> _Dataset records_
┄┄┄┄┄┄┄┄┄┄

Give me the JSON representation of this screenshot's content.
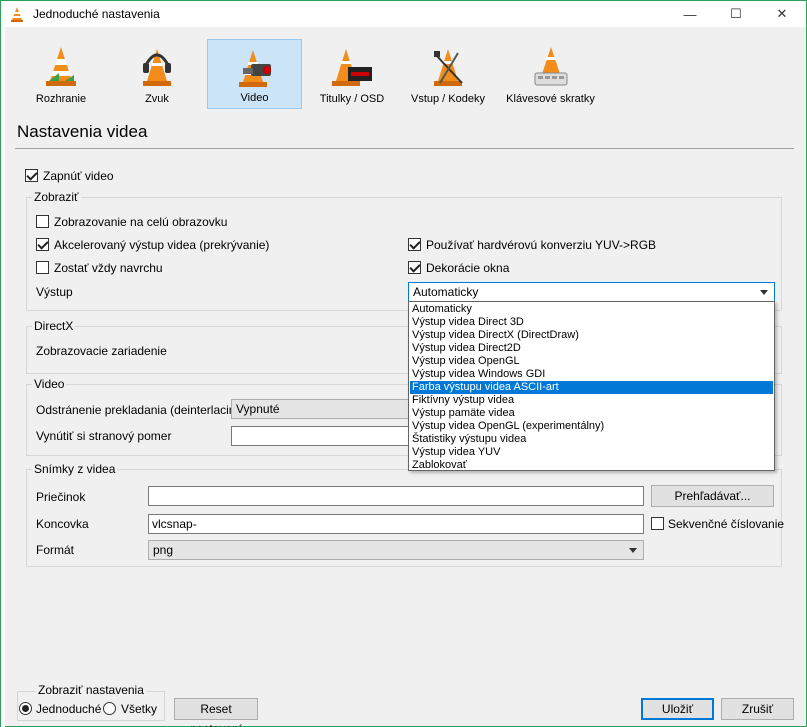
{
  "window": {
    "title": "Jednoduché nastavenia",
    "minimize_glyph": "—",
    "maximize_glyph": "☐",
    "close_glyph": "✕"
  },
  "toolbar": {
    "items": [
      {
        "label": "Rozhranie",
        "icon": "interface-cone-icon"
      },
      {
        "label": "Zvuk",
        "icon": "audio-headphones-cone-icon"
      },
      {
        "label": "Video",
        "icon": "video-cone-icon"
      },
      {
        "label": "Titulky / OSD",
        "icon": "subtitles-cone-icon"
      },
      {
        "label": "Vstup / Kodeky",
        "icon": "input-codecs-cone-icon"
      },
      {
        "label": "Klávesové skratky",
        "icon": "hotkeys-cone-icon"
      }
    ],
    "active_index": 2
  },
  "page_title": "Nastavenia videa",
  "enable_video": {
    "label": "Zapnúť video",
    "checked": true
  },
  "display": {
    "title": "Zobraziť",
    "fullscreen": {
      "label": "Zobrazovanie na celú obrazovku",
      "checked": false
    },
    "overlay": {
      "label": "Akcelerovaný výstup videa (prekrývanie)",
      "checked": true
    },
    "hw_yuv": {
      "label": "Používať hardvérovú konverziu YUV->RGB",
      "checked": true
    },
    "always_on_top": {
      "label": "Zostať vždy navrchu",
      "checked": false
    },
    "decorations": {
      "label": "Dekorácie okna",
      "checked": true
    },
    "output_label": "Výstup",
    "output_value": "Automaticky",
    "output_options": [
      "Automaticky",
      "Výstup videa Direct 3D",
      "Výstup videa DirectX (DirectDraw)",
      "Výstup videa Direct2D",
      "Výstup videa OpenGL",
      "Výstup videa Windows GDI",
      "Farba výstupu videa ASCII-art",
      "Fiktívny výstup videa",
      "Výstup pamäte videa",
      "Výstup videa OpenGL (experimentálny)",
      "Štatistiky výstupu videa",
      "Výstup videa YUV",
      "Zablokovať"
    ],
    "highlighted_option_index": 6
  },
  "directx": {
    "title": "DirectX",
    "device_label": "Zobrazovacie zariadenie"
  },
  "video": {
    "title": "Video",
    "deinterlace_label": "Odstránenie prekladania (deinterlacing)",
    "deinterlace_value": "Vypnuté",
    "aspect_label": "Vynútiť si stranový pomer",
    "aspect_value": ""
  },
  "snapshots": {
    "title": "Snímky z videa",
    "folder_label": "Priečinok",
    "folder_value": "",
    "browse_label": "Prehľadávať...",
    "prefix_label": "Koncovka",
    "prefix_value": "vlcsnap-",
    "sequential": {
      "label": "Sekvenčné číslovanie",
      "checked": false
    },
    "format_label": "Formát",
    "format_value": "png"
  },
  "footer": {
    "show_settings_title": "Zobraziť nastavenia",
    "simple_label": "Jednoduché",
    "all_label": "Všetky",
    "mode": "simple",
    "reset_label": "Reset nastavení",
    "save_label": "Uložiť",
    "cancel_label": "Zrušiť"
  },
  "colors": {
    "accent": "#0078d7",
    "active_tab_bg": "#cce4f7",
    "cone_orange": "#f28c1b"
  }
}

┄┄┄┄┄┄┄┄┄┄

> _Description of the task_
Lines containing the word "icon" must all be returned from the material above.

> _Answer to this task_
        "icon": "interface-cone-icon"
        "icon": "audio-headphones-cone-icon"
        "icon": "video-cone-icon"
        "icon": "subtitles-cone-icon"
        "icon": "input-codecs-cone-icon"
        "icon": "hotkeys-cone-icon"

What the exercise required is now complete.